» STATED EXERCISE:
Copy everything in the data below exactly except the pictures.

» MATERIAL TO PROCESS:
>> Begin

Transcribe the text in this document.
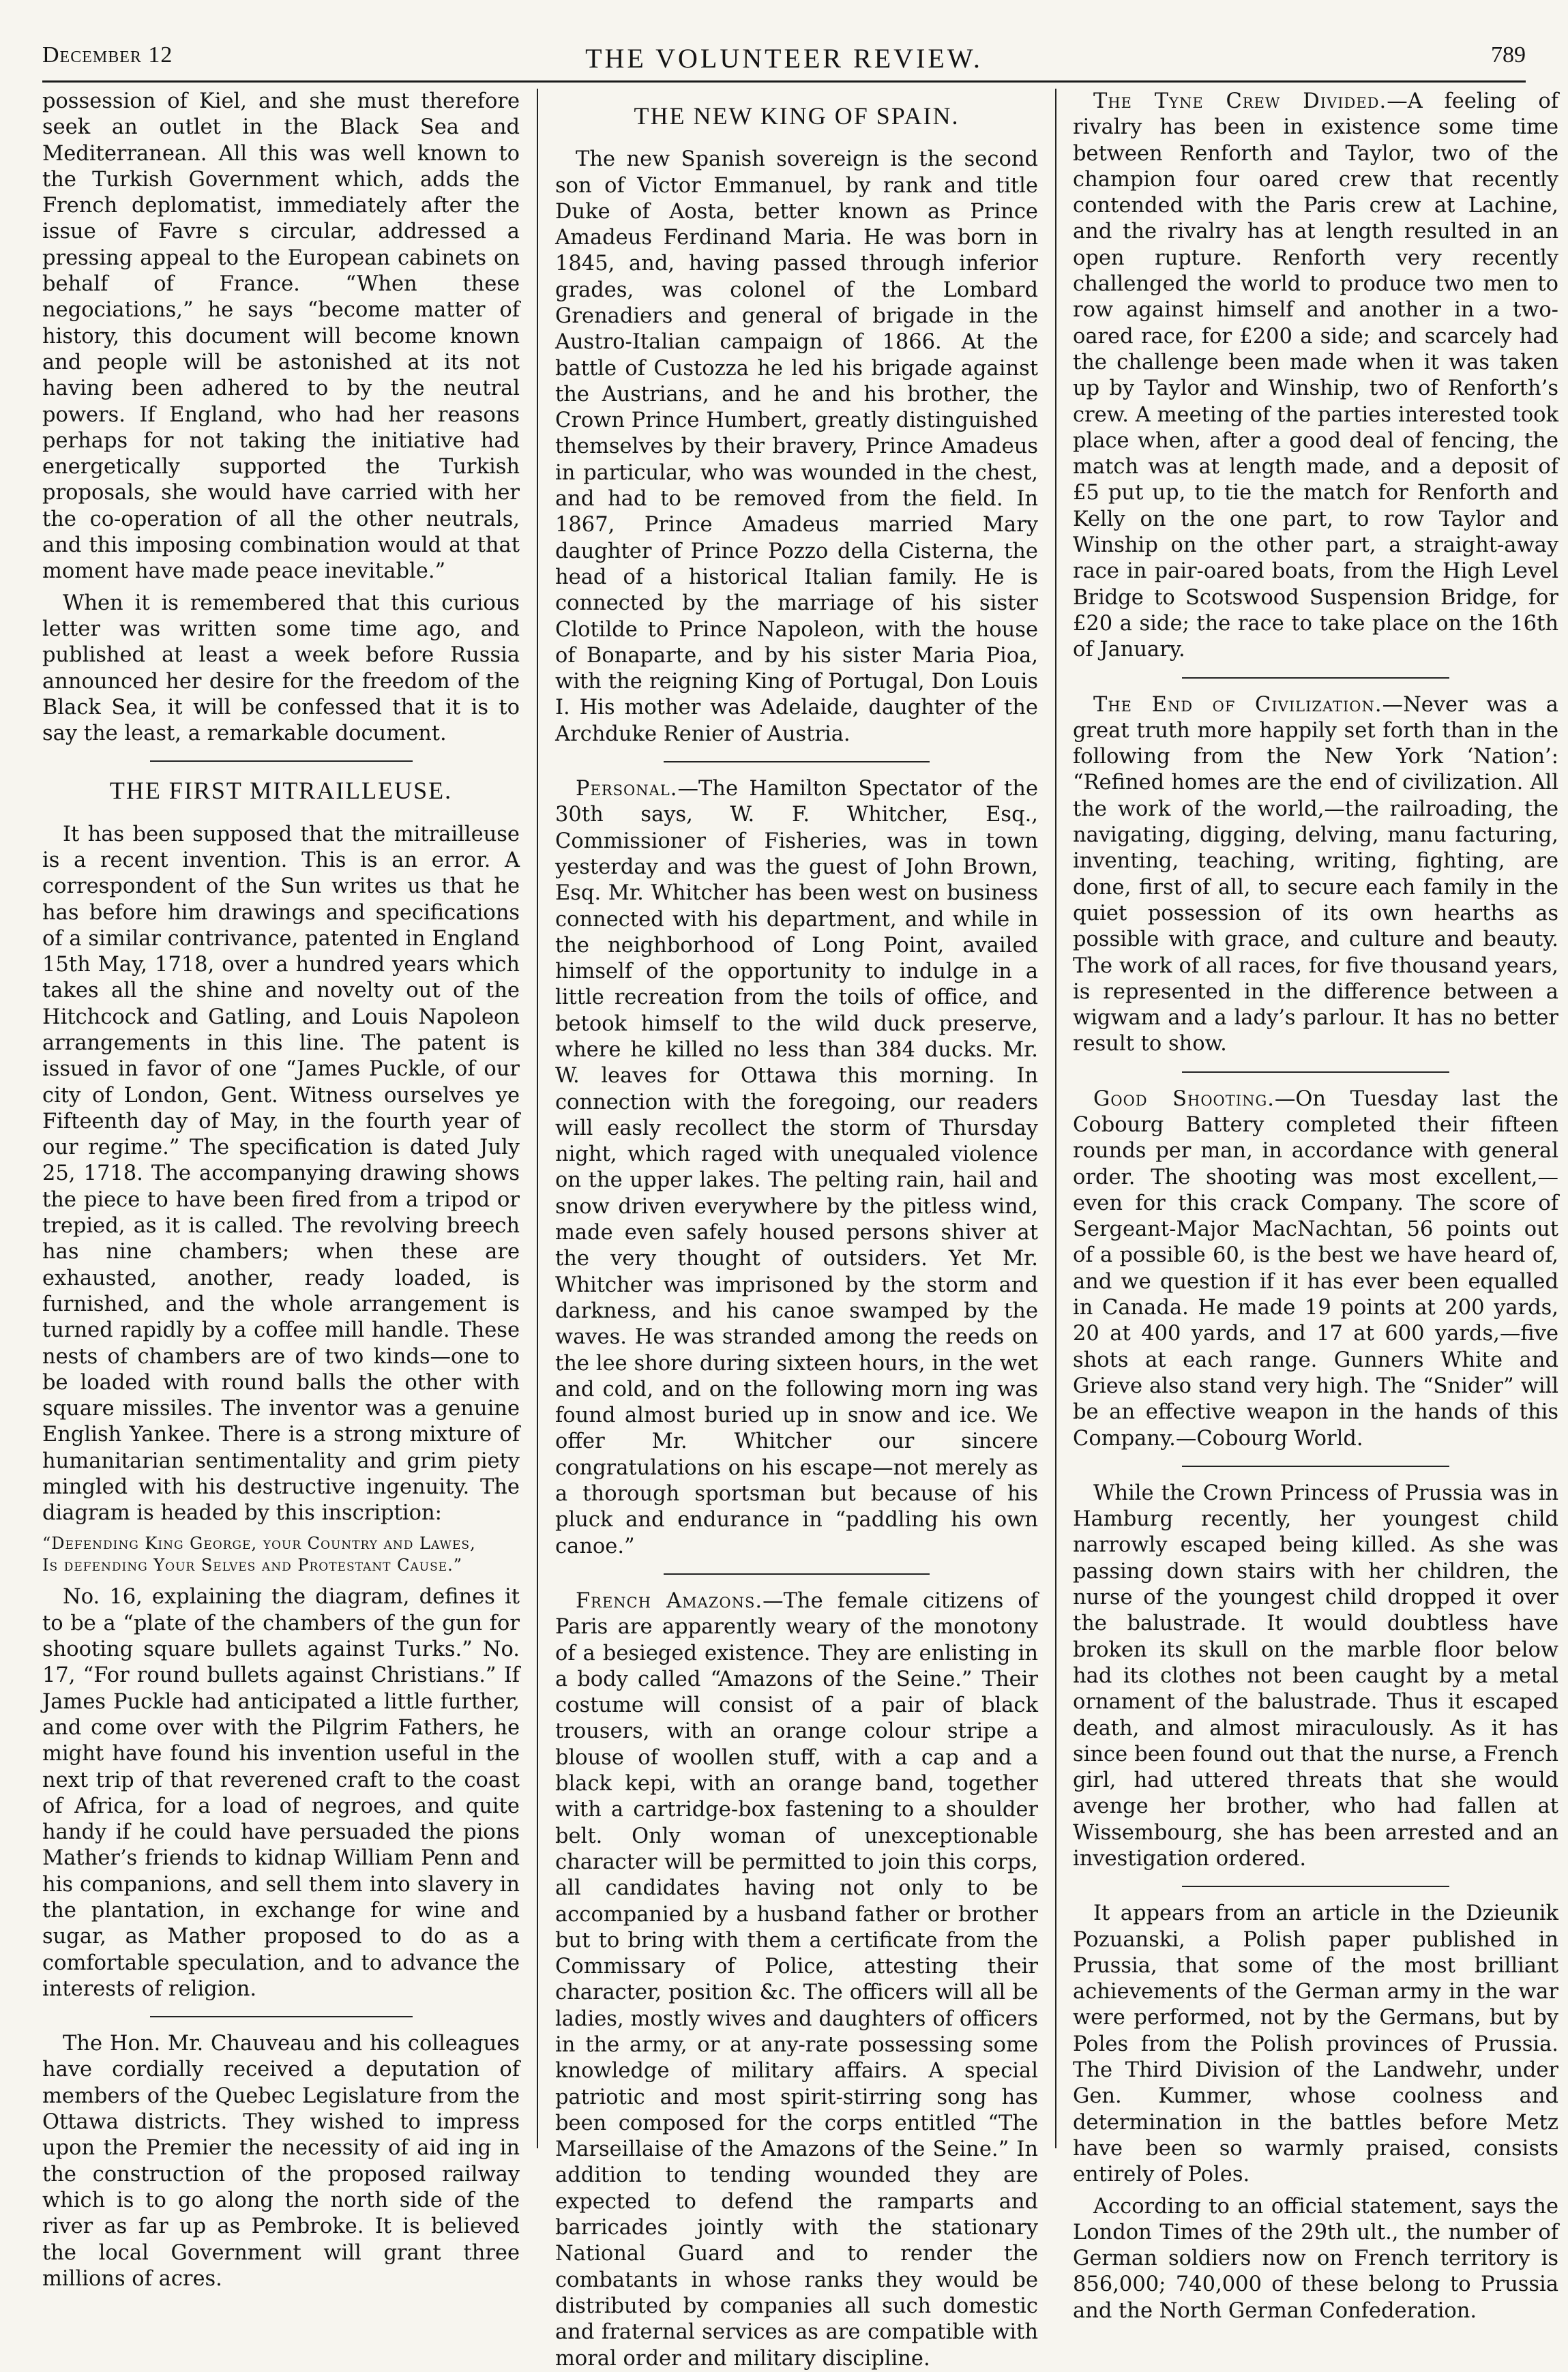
December 12	THE VOLUNTEER REVIEW.	789

possession of Kiel, and she must therefore seek an outlet in the Black Sea and Mediterranean. All this was well known to the Turkish Government which, adds the French deplomatist, immediately after the issue of Favre s circular, addressed a pressing appeal to the European cabinets on behalf of France. “When these negociations,” he says “become matter of history, this document will become known and people will be astonished at its not having been adhered to by the neutral powers. If England, who had her reasons perhaps for not taking the initiative had energetically supported the Turkish proposals, she would have carried with her the co-operation of all the other neutrals, and this imposing combination would at that moment have made peace inevitable.”

When it is remembered that this curious letter was written some time ago, and published at least a week before Russia announced her desire for the freedom of the Black Sea, it will be confessed that it is to say the least, a remarkable document.

THE FIRST MITRAILLEUSE.

It has been supposed that the mitrailleuse is a recent invention. This is an error. A correspondent of the Sun writes us that he has before him drawings and specifications of a similar contrivance, patented in England 15th May, 1718, over a hundred years which takes all the shine and novelty out of the Hitchcock and Gatling, and Louis Napoleon arrangements in this line. The patent is issued in favor of one “James Puckle, of our city of London, Gent. Witness ourselves ye Fifteenth day of May, in the fourth year of our regime.” The specification is dated July 25, 1718. The accompanying drawing shows the piece to have been fired from a tripod or trepied, as it is called. The revolving breech has nine chambers; when these are exhausted, another, ready loaded, is furnished, and the whole arrangement is turned rapidly by a coffee mill handle. These nests of chambers are of two kinds—one to be loaded with round balls the other with square missiles. The inventor was a genuine English Yankee. There is a strong mixture of humanitarian sentimentality and grim piety mingled with his destructive ingenuity. The diagram is headed by this inscription:

“Defending King George, your Country and Lawes,
Is defending Your Selves and Protestant Cause.”

No. 16, explaining the diagram, defines it to be a “plate of the chambers of the gun for shooting square bullets against Turks.” No. 17, “For round bullets against Christians.” If James Puckle had anticipated a little further, and come over with the Pilgrim Fathers, he might have found his invention useful in the next trip of that reverened craft to the coast of Africa, for a load of negroes, and quite handy if he could have persuaded the pions Mather’s friends to kidnap William Penn and his companions, and sell them into slavery in the plantation, in exchange for wine and sugar, as Mather proposed to do as a comfortable speculation, and to advance the interests of religion.

The Hon. Mr. Chauveau and his colleagues have cordially received a deputation of members of the Quebec Legislature from the Ottawa districts. They wished to impress upon the Premier the necessity of aid ing in the construction of the proposed railway which is to go along the north side of the river as far up as Pembroke. It is believed the local Government will grant three millions of acres.

THE NEW KING OF SPAIN.

The new Spanish sovereign is the second son of Victor Emmanuel, by rank and title Duke of Aosta, better known as Prince Amadeus Ferdinand Maria. He was born in 1845, and, having passed through inferior grades, was colonel of the Lombard Grenadiers and general of brigade in the Austro-Italian campaign of 1866. At the battle of Custozza he led his brigade against the Austrians, and he and his brother, the Crown Prince Humbert, greatly distinguished themselves by their bravery, Prince Amadeus in particular, who was wounded in the chest, and had to be removed from the field. In 1867, Prince Amadeus married Mary daughter of Prince Pozzo della Cisterna, the head of a historical Italian family. He is connected by the marriage of his sister Clotilde to Prince Napoleon, with the house of Bonaparte, and by his sister Maria Pioa, with the reigning King of Portugal, Don Louis I. His mother was Adelaide, daughter of the Archduke Renier of Austria.

Personal.—The Hamilton Spectator of the 30th says, W. F. Whitcher, Esq., Commissioner of Fisheries, was in town yesterday and was the guest of John Brown, Esq. Mr. Whitcher has been west on business connected with his department, and while in the neighborhood of Long Point, availed himself of the opportunity to indulge in a little recreation from the toils of office, and betook himself to the wild duck preserve, where he killed no less than 384 ducks. Mr. W. leaves for Ottawa this morning. In connection with the foregoing, our readers will easly recollect the storm of Thursday night, which raged with unequaled violence on the upper lakes. The pelting rain, hail and snow driven everywhere by the pitless wind, made even safely housed persons shiver at the very thought of outsiders. Yet Mr. Whitcher was imprisoned by the storm and darkness, and his canoe swamped by the waves. He was stranded among the reeds on the lee shore during sixteen hours, in the wet and cold, and on the following morn ing was found almost buried up in snow and ice. We offer Mr. Whitcher our sincere congratulations on his escape—not merely as a thorough sportsman but because of his pluck and endurance in “paddling his own canoe.”

French Amazons.—The female citizens of Paris are apparently weary of the monotony of a besieged existence. They are enlisting in a body called “Amazons of the Seine.” Their costume will consist of a pair of black trousers, with an orange colour stripe a blouse of woollen stuff, with a cap and a black kepi, with an orange band, together with a cartridge-box fastening to a shoulder belt. Only woman of unexceptionable character will be permitted to join this corps, all candidates having not only to be accompanied by a husband father or brother but to bring with them a certificate from the Commissary of Police, attesting their character, position &c. The officers will all be ladies, mostly wives and daughters of officers in the army, or at any-rate possessing some knowledge of military affairs. A special patriotic and most spirit-stirring song has been composed for the corps entitled “The Marseillaise of the Amazons of the Seine.” In addition to tending wounded they are expected to defend the ramparts and barricades jointly with the stationary National Guard and to render the combatants in whose ranks they would be distributed by companies all such domestic and fraternal services as are compatible with moral order and military discipline.

The Tyne Crew Divided.—A feeling of rivalry has been in existence some time between Renforth and Taylor, two of the champion four oared crew that recently contended with the Paris crew at Lachine, and the rivalry has at length resulted in an open rupture. Renforth very recently challenged the world to produce two men to row against himself and another in a two-oared race, for £200 a side; and scarcely had the challenge been made when it was taken up by Taylor and Winship, two of Renforth’s crew. A meeting of the parties interested took place when, after a good deal of fencing, the match was at length made, and a deposit of £5 put up, to tie the match for Renforth and Kelly on the one part, to row Taylor and Winship on the other part, a straight-away race in pair-oared boats, from the High Level Bridge to Scotswood Suspension Bridge, for £20 a side; the race to take place on the 16th of January.

The End of Civilization.—Never was a great truth more happily set forth than in the following from the New York ‘Nation’: “Refined homes are the end of civilization. All the work of the world,—the railroading, the navigating, digging, delving, manu facturing, inventing, teaching, writing, fighting, are done, first of all, to secure each family in the quiet possession of its own hearths as possible with grace, and culture and beauty. The work of all races, for five thousand years, is represented in the difference between a wigwam and a lady’s parlour. It has no better result to show.

Good Shooting.—On Tuesday last the Cobourg Battery completed their fifteen rounds per man, in accordance with general order. The shooting was most excellent,—even for this crack Company. The score of Sergeant-Major MacNachtan, 56 points out of a possible 60, is the best we have heard of, and we question if it has ever been equalled in Canada. He made 19 points at 200 yards, 20 at 400 yards, and 17 at 600 yards,—five shots at each range. Gunners White and Grieve also stand very high. The “Snider” will be an effective weapon in the hands of this Company.—Cobourg World.

While the Crown Princess of Prussia was in Hamburg recently, her youngest child narrowly escaped being killed. As she was passing down stairs with her children, the nurse of the youngest child dropped it over the balustrade. It would doubtless have broken its skull on the marble floor below had its clothes not been caught by a metal ornament of the balustrade. Thus it escaped death, and almost miraculously. As it has since been found out that the nurse, a French girl, had uttered threats that she would avenge her brother, who had fallen at Wissembourg, she has been arrested and an investigation ordered.

It appears from an article in the Dzieunik Pozuanski, a Polish paper published in Prussia, that some of the most brilliant achievements of the German army in the war were performed, not by the Germans, but by Poles from the Polish provinces of Prussia. The Third Division of the Landwehr, under Gen. Kummer, whose coolness and determination in the battles before Metz have been so warmly praised, consists entirely of Poles.

According to an official statement, says the London Times of the 29th ult., the number of German soldiers now on French territory is 856,000; 740,000 of these belong to Prussia and the North German Confederation.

>> End

» OUTPUT:
Transcribe the text in this document.
December 12	THE VOLUNTEER REVIEW.	789

possession of Kiel, and she must therefore seek an outlet in the Black Sea and Mediterranean. All this was well known to the Turkish Government which, adds the French deplomatist, immediately after the issue of Favre s circular, addressed a pressing appeal to the European cabinets on behalf of France. “When these negociations,” he says “become matter of history, this document will become known and people will be astonished at its not having been adhered to by the neutral powers. If England, who had her reasons perhaps for not taking the initiative had energetically supported the Turkish proposals, she would have carried with her the co-operation of all the other neutrals, and this imposing combination would at that moment have made peace inevitable.”

When it is remembered that this curious letter was written some time ago, and published at least a week before Russia announced her desire for the freedom of the Black Sea, it will be confessed that it is to say the least, a remarkable document.

THE FIRST MITRAILLEUSE.

It has been supposed that the mitrailleuse is a recent invention. This is an error. A correspondent of the Sun writes us that he has before him drawings and specifications of a similar contrivance, patented in England 15th May, 1718, over a hundred years which takes all the shine and novelty out of the Hitchcock and Gatling, and Louis Napoleon arrangements in this line. The patent is issued in favor of one “James Puckle, of our city of London, Gent. Witness ourselves ye Fifteenth day of May, in the fourth year of our regime.” The specification is dated July 25, 1718. The accompanying drawing shows the piece to have been fired from a tripod or trepied, as it is called. The revolving breech has nine chambers; when these are exhausted, another, ready loaded, is furnished, and the whole arrangement is turned rapidly by a coffee mill handle. These nests of chambers are of two kinds—one to be loaded with round balls the other with square missiles. The inventor was a genuine English Yankee. There is a strong mixture of humanitarian sentimentality and grim piety mingled with his destructive ingenuity. The diagram is headed by this inscription:

“Defending King George, your Country and Lawes,
Is defending Your Selves and Protestant Cause.”

No. 16, explaining the diagram, defines it to be a “plate of the chambers of the gun for shooting square bullets against Turks.” No. 17, “For round bullets against Christians.” If James Puckle had anticipated a little further, and come over with the Pilgrim Fathers, he might have found his invention useful in the next trip of that reverened craft to the coast of Africa, for a load of negroes, and quite handy if he could have persuaded the pions Mather’s friends to kidnap William Penn and his companions, and sell them into slavery in the plantation, in exchange for wine and sugar, as Mather proposed to do as a comfortable speculation, and to advance the interests of religion.

The Hon. Mr. Chauveau and his colleagues have cordially received a deputation of members of the Quebec Legislature from the Ottawa districts. They wished to impress upon the Premier the necessity of aid ing in the construction of the proposed railway which is to go along the north side of the river as far up as Pembroke. It is believed the local Government will grant three millions of acres.

THE NEW KING OF SPAIN.

The new Spanish sovereign is the second son of Victor Emmanuel, by rank and title Duke of Aosta, better known as Prince Amadeus Ferdinand Maria. He was born in 1845, and, having passed through inferior grades, was colonel of the Lombard Grenadiers and general of brigade in the Austro-Italian campaign of 1866. At the battle of Custozza he led his brigade against the Austrians, and he and his brother, the Crown Prince Humbert, greatly distinguished themselves by their bravery, Prince Amadeus in particular, who was wounded in the chest, and had to be removed from the field. In 1867, Prince Amadeus married Mary daughter of Prince Pozzo della Cisterna, the head of a historical Italian family. He is connected by the marriage of his sister Clotilde to Prince Napoleon, with the house of Bonaparte, and by his sister Maria Pioa, with the reigning King of Portugal, Don Louis I. His mother was Adelaide, daughter of the Archduke Renier of Austria.

Personal.—The Hamilton Spectator of the 30th says, W. F. Whitcher, Esq., Commissioner of Fisheries, was in town yesterday and was the guest of John Brown, Esq. Mr. Whitcher has been west on business connected with his department, and while in the neighborhood of Long Point, availed himself of the opportunity to indulge in a little recreation from the toils of office, and betook himself to the wild duck preserve, where he killed no less than 384 ducks. Mr. W. leaves for Ottawa this morning. In connection with the foregoing, our readers will easly recollect the storm of Thursday night, which raged with unequaled violence on the upper lakes. The pelting rain, hail and snow driven everywhere by the pitless wind, made even safely housed persons shiver at the very thought of outsiders. Yet Mr. Whitcher was imprisoned by the storm and darkness, and his canoe swamped by the waves. He was stranded among the reeds on the lee shore during sixteen hours, in the wet and cold, and on the following morn ing was found almost buried up in snow and ice. We offer Mr. Whitcher our sincere congratulations on his escape—not merely as a thorough sportsman but because of his pluck and endurance in “paddling his own canoe.”

French Amazons.—The female citizens of Paris are apparently weary of the monotony of a besieged existence. They are enlisting in a body called “Amazons of the Seine.” Their costume will consist of a pair of black trousers, with an orange colour stripe a blouse of woollen stuff, with a cap and a black kepi, with an orange band, together with a cartridge-box fastening to a shoulder belt. Only woman of unexceptionable character will be permitted to join this corps, all candidates having not only to be accompanied by a husband father or brother but to bring with them a certificate from the Commissary of Police, attesting their character, position &c. The officers will all be ladies, mostly wives and daughters of officers in the army, or at any-rate possessing some knowledge of military affairs. A special patriotic and most spirit-stirring song has been composed for the corps entitled “The Marseillaise of the Amazons of the Seine.” In addition to tending wounded they are expected to defend the ramparts and barricades jointly with the stationary National Guard and to render the combatants in whose ranks they would be distributed by companies all such domestic and fraternal services as are compatible with moral order and military discipline.

The Tyne Crew Divided.—A feeling of rivalry has been in existence some time between Renforth and Taylor, two of the champion four oared crew that recently contended with the Paris crew at Lachine, and the rivalry has at length resulted in an open rupture. Renforth very recently challenged the world to produce two men to row against himself and another in a two-oared race, for £200 a side; and scarcely had the challenge been made when it was taken up by Taylor and Winship, two of Renforth’s crew. A meeting of the parties interested took place when, after a good deal of fencing, the match was at length made, and a deposit of £5 put up, to tie the match for Renforth and Kelly on the one part, to row Taylor and Winship on the other part, a straight-away race in pair-oared boats, from the High Level Bridge to Scotswood Suspension Bridge, for £20 a side; the race to take place on the 16th of January.

The End of Civilization.—Never was a great truth more happily set forth than in the following from the New York ‘Nation’: “Refined homes are the end of civilization. All the work of the world,—the railroading, the navigating, digging, delving, manu facturing, inventing, teaching, writing, fighting, are done, first of all, to secure each family in the quiet possession of its own hearths as possible with grace, and culture and beauty. The work of all races, for five thousand years, is represented in the difference between a wigwam and a lady’s parlour. It has no better result to show.

Good Shooting.—On Tuesday last the Cobourg Battery completed their fifteen rounds per man, in accordance with general order. The shooting was most excellent,—even for this crack Company. The score of Sergeant-Major MacNachtan, 56 points out of a possible 60, is the best we have heard of, and we question if it has ever been equalled in Canada. He made 19 points at 200 yards, 20 at 400 yards, and 17 at 600 yards,—five shots at each range. Gunners White and Grieve also stand very high. The “Snider” will be an effective weapon in the hands of this Company.—Cobourg World.

While the Crown Princess of Prussia was in Hamburg recently, her youngest child narrowly escaped being killed. As she was passing down stairs with her children, the nurse of the youngest child dropped it over the balustrade. It would doubtless have broken its skull on the marble floor below had its clothes not been caught by a metal ornament of the balustrade. Thus it escaped death, and almost miraculously. As it has since been found out that the nurse, a French girl, had uttered threats that she would avenge her brother, who had fallen at Wissembourg, she has been arrested and an investigation ordered.

It appears from an article in the Dzieunik Pozuanski, a Polish paper published in Prussia, that some of the most brilliant achievements of the German army in the war were performed, not by the Germans, but by Poles from the Polish provinces of Prussia. The Third Division of the Landwehr, under Gen. Kummer, whose coolness and determination in the battles before Metz have been so warmly praised, consists entirely of Poles.

According to an official statement, says the London Times of the 29th ult., the number of German soldiers now on French territory is 856,000; 740,000 of these belong to Prussia and the North German Confederation.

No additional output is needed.